--- begin MATERIAL TO PROCESS ---

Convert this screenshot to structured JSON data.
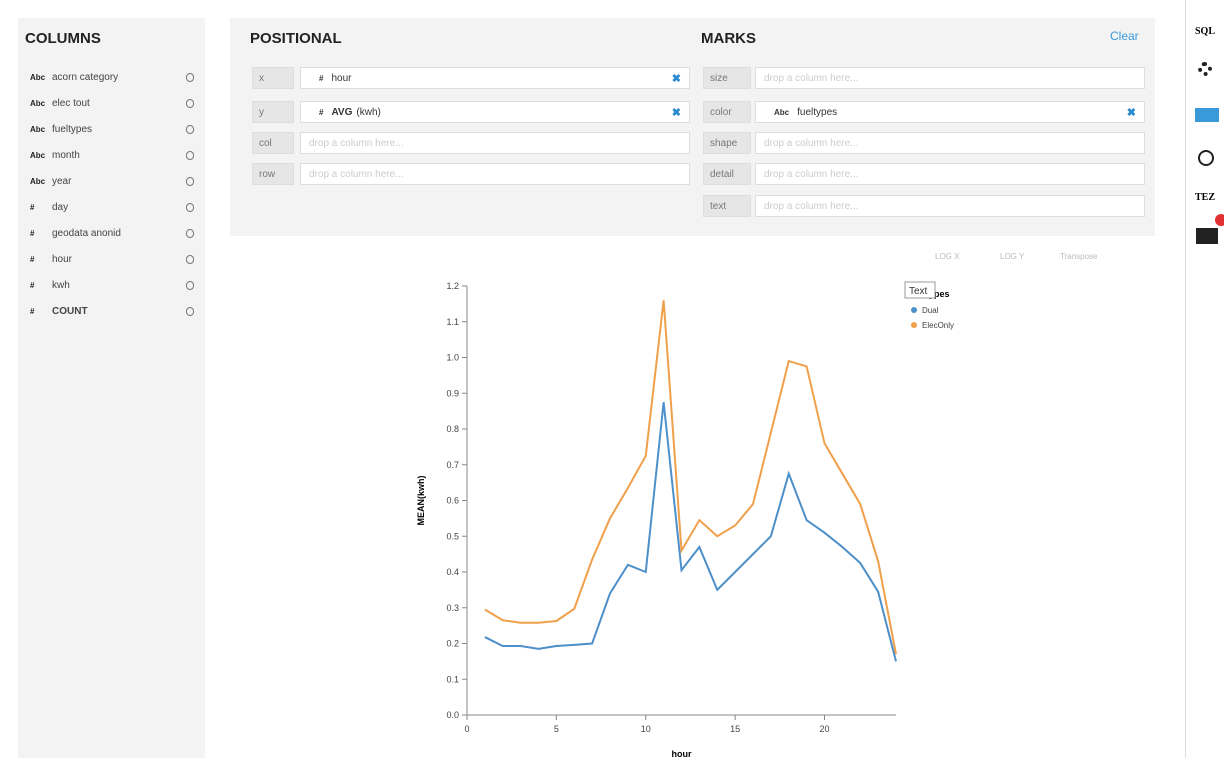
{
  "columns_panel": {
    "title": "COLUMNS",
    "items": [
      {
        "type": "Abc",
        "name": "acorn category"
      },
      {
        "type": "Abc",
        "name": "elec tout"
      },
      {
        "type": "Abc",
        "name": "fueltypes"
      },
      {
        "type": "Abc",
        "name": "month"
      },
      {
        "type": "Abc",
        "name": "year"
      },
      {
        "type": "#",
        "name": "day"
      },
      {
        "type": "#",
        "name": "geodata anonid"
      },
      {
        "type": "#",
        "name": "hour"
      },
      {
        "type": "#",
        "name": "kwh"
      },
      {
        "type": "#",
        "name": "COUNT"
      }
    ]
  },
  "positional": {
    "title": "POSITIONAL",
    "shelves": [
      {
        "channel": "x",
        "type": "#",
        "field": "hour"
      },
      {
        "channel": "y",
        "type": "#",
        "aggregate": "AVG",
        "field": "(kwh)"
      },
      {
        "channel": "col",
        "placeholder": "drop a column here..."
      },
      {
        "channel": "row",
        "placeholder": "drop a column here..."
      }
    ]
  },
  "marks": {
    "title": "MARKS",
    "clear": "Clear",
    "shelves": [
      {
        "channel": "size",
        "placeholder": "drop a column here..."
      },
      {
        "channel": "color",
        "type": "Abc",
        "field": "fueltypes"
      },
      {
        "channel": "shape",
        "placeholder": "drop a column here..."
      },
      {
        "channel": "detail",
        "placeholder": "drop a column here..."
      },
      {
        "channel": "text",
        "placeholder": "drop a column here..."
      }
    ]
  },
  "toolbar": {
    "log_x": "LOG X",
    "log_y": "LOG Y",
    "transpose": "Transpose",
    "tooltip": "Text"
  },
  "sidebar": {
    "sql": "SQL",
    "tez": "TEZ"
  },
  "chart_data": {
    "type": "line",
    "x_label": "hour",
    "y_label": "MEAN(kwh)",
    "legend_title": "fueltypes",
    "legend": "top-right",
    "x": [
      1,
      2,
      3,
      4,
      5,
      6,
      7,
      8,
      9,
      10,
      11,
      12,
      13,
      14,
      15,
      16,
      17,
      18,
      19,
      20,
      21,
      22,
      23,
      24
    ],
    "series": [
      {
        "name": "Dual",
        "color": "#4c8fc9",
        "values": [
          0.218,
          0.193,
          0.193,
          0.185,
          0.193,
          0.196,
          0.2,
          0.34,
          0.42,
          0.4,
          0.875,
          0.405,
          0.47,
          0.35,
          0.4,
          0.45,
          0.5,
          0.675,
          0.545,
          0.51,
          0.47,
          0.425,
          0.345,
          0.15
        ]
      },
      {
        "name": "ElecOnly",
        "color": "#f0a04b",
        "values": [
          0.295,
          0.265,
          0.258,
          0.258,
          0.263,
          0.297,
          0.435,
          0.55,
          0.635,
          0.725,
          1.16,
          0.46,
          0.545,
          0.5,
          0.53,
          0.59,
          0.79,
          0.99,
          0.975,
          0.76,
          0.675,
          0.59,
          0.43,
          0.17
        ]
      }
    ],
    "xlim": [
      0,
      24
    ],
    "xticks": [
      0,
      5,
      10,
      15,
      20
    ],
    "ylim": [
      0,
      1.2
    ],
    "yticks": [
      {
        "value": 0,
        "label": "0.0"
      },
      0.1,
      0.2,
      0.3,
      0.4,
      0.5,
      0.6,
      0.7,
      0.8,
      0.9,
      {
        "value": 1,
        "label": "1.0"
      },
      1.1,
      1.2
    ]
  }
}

--- end MATERIAL TO PROCESS ---

• [WHAT IS EXPECTED] Pick out each line in the material containing "color".

• [WORKED ANSWER]
        "channel": "color",
        "color": "#4c8fc9",
        "color": "#f0a04b",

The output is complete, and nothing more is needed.